» **Instruction**:
Repeat, exactly and completely, the material that follows. Omit the pictures.
[BEGIN Input material]
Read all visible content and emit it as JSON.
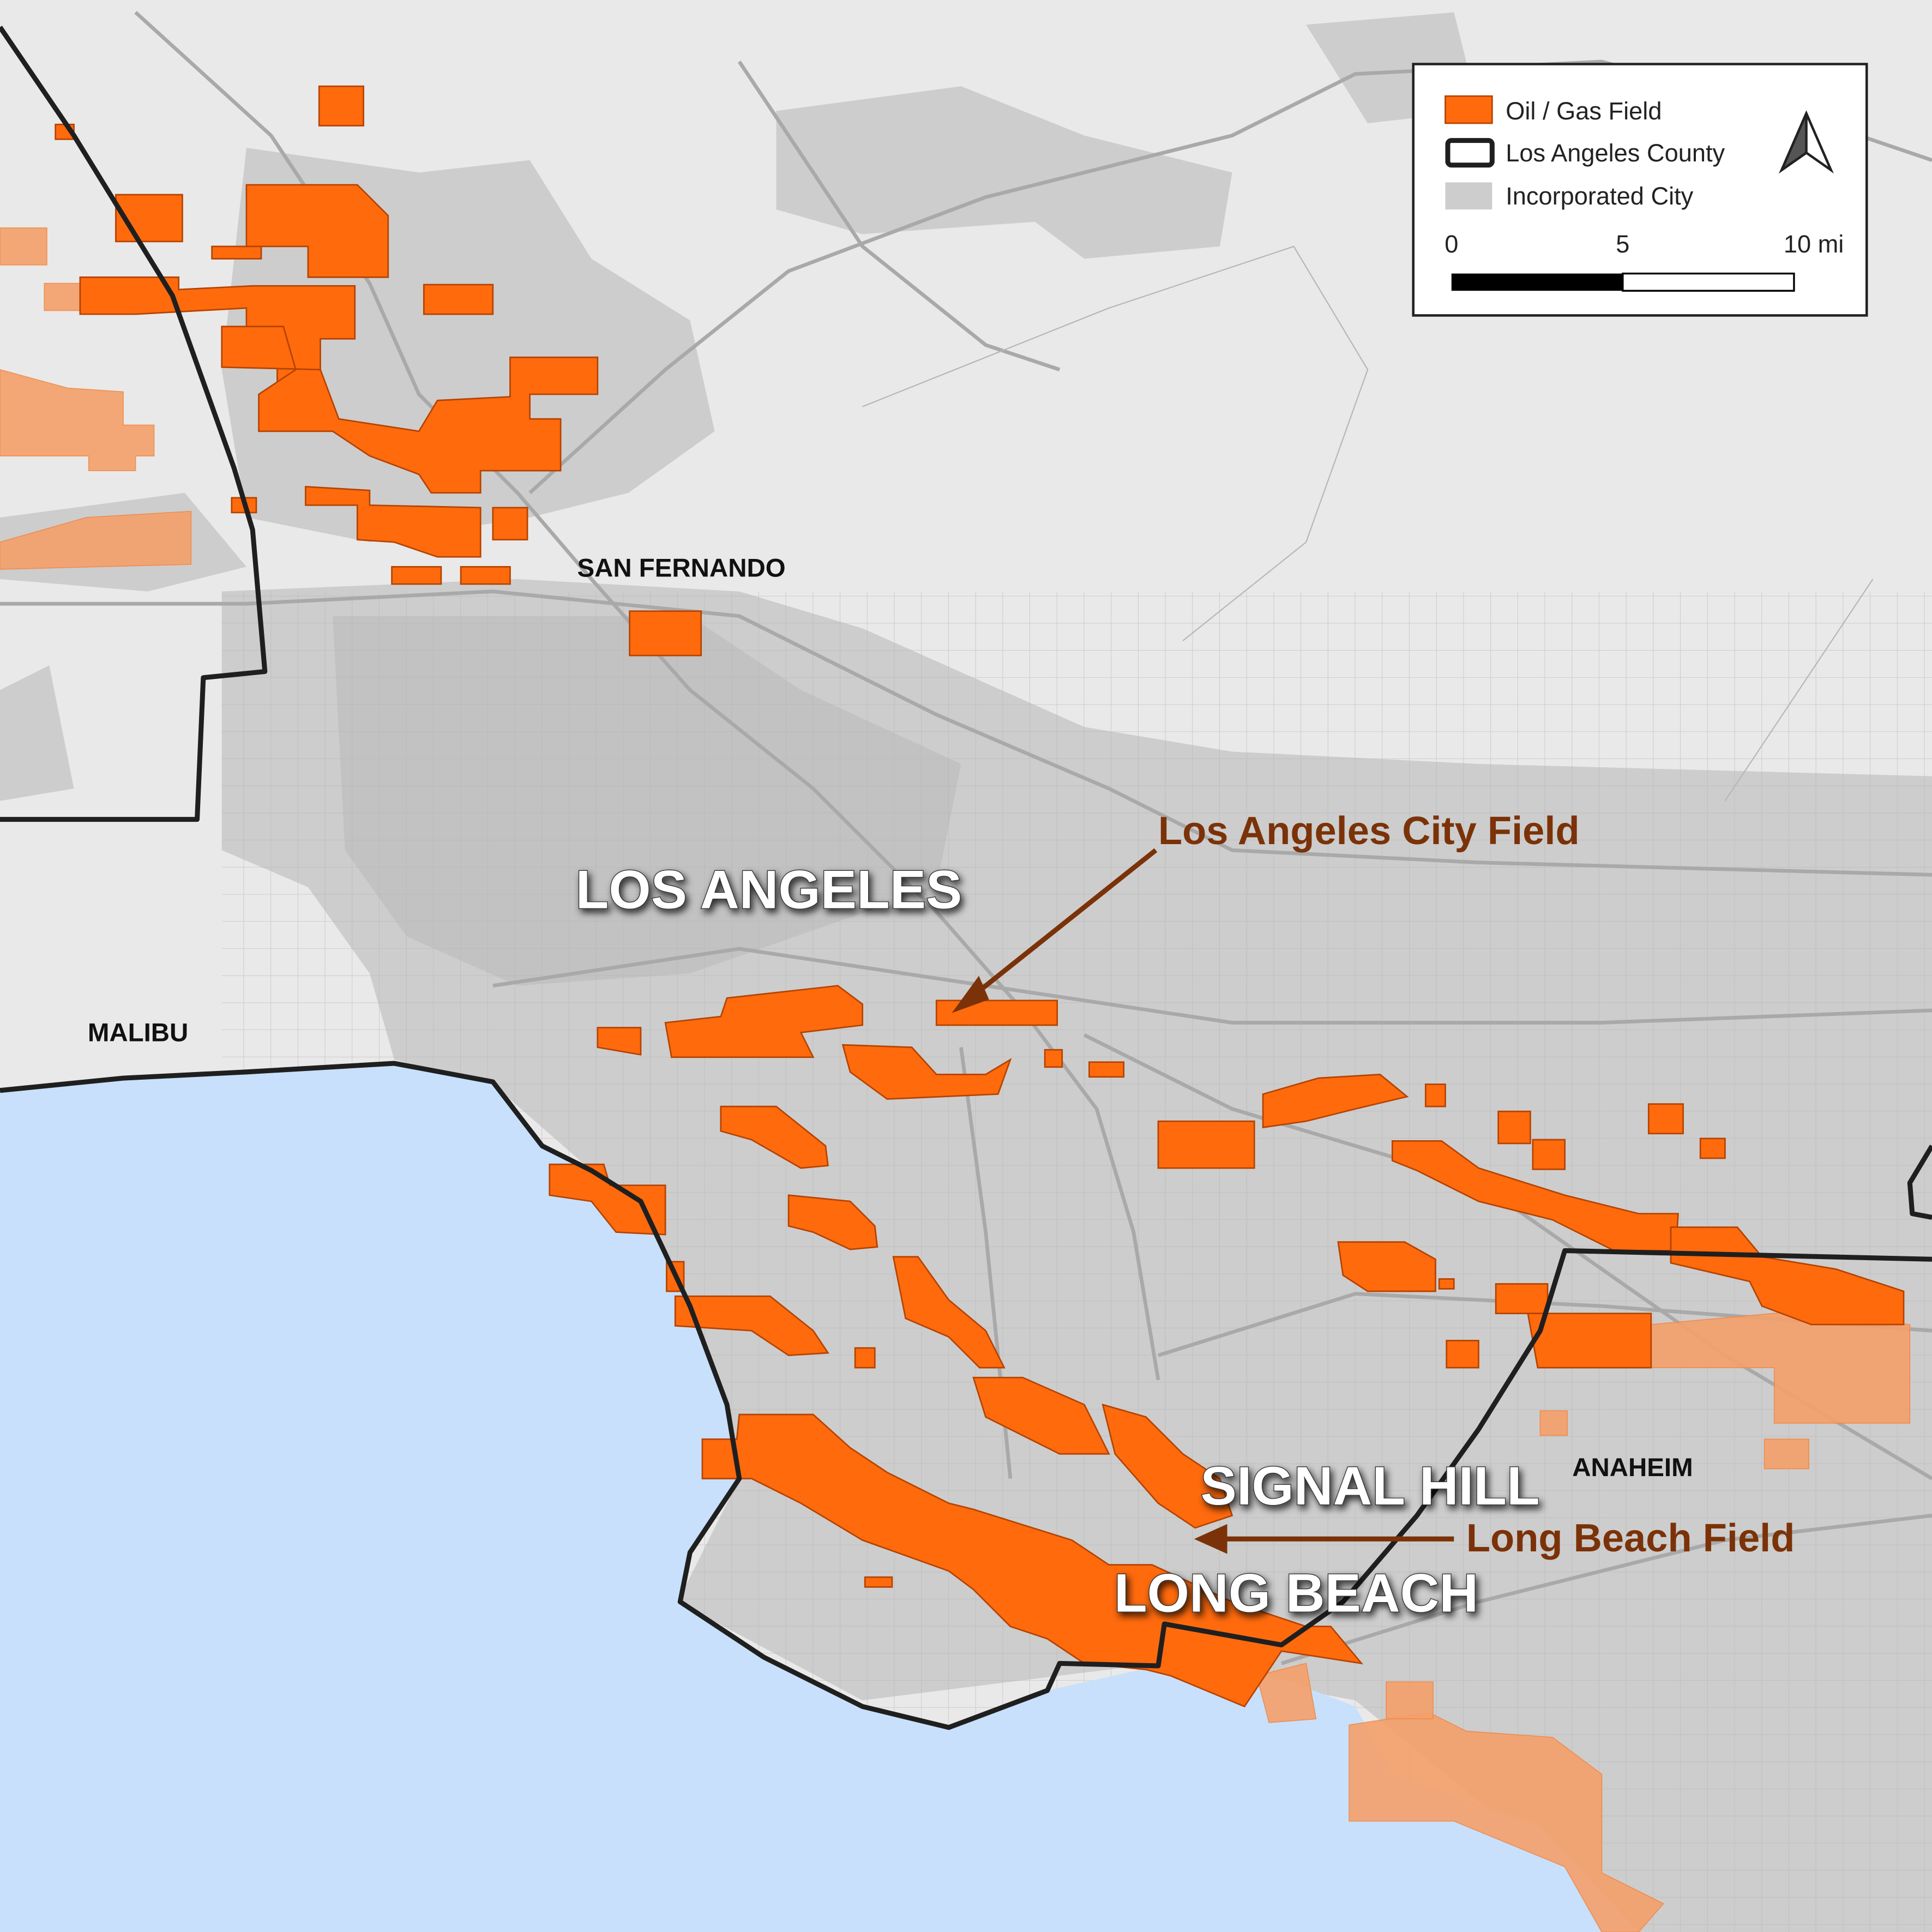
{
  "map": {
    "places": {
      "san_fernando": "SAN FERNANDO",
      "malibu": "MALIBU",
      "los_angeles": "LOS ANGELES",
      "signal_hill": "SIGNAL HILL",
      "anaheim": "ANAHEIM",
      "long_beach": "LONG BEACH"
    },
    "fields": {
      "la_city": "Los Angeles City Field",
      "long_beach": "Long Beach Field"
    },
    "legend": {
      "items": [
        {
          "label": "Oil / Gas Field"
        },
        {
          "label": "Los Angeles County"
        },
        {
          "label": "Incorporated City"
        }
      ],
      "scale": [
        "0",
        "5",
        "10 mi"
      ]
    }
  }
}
[END Input material]
» **Full solution**:
Read all visible content and emit it as JSON.
{
  "map": {
    "places": {
      "san_fernando": "SAN FERNANDO",
      "malibu": "MALIBU",
      "los_angeles": "LOS ANGELES",
      "signal_hill": "SIGNAL HILL",
      "anaheim": "ANAHEIM",
      "long_beach": "LONG BEACH"
    },
    "fields": {
      "la_city": "Los Angeles City Field",
      "long_beach": "Long Beach Field"
    },
    "legend": {
      "items": [
        {
          "label": "Oil / Gas Field"
        },
        {
          "label": "Los Angeles County"
        },
        {
          "label": "Incorporated City"
        }
      ],
      "scale": [
        "0",
        "5",
        "10 mi"
      ]
    }
  }
}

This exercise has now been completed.